(begin)
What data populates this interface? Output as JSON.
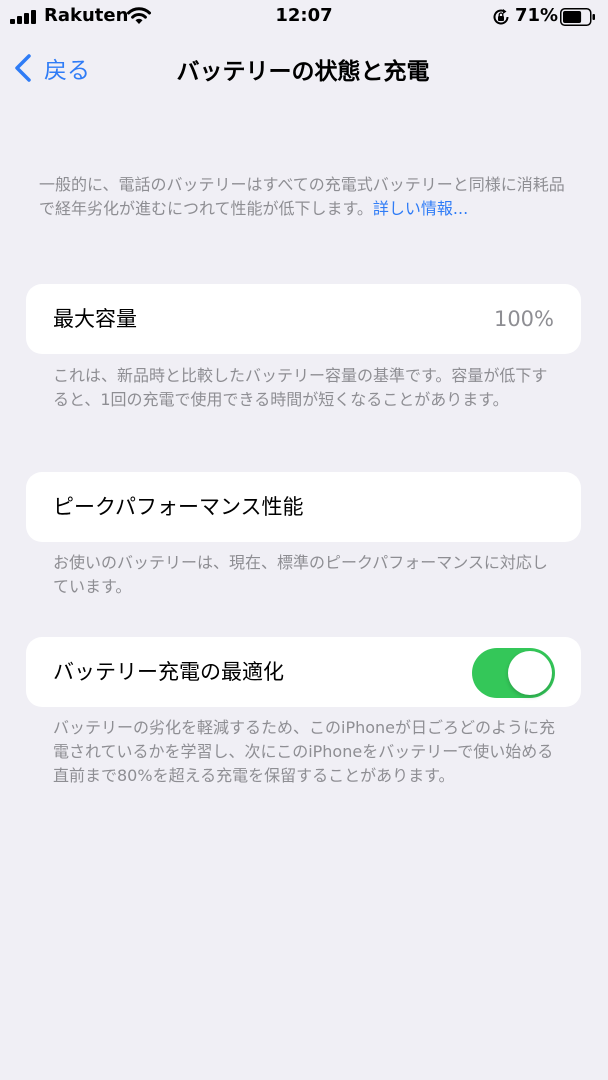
{
  "status_bar": {
    "carrier": "Rakuten",
    "time": "12:07",
    "battery_percent": "71%",
    "battery_level": 0.71,
    "icons": [
      "signal-icon",
      "wifi-icon",
      "rotation-lock-icon",
      "battery-icon"
    ]
  },
  "nav": {
    "back_label": "戻る",
    "title": "バッテリーの状態と充電",
    "accent_color": "#2f7cf6"
  },
  "intro": {
    "text": "一般的に、電話のバッテリーはすべての充電式バッテリーと同様に消耗品で経年劣化が進むにつれて性能が低下します。",
    "link": "詳しい情報..."
  },
  "max_capacity": {
    "label": "最大容量",
    "value": "100%",
    "footer": "これは、新品時と比較したバッテリー容量の基準です。容量が低下すると、1回の充電で使用できる時間が短くなることがあります。"
  },
  "peak_performance": {
    "label": "ピークパフォーマンス性能",
    "footer": "お使いのバッテリーは、現在、標準のピークパフォーマンスに対応しています。"
  },
  "optimized_charging": {
    "label": "バッテリー充電の最適化",
    "enabled": true,
    "toggle_color": "#34c759",
    "footer": "バッテリーの劣化を軽減するため、このiPhoneが日ごろどのように充電されているかを学習し、次にこのiPhoneをバッテリーで使い始める直前まで80%を超える充電を保留することがあります。"
  }
}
(end)
#### [Work required]
Give only the number of lines in the entries above that contain the string "footer".

#### [Result of the exercise]
3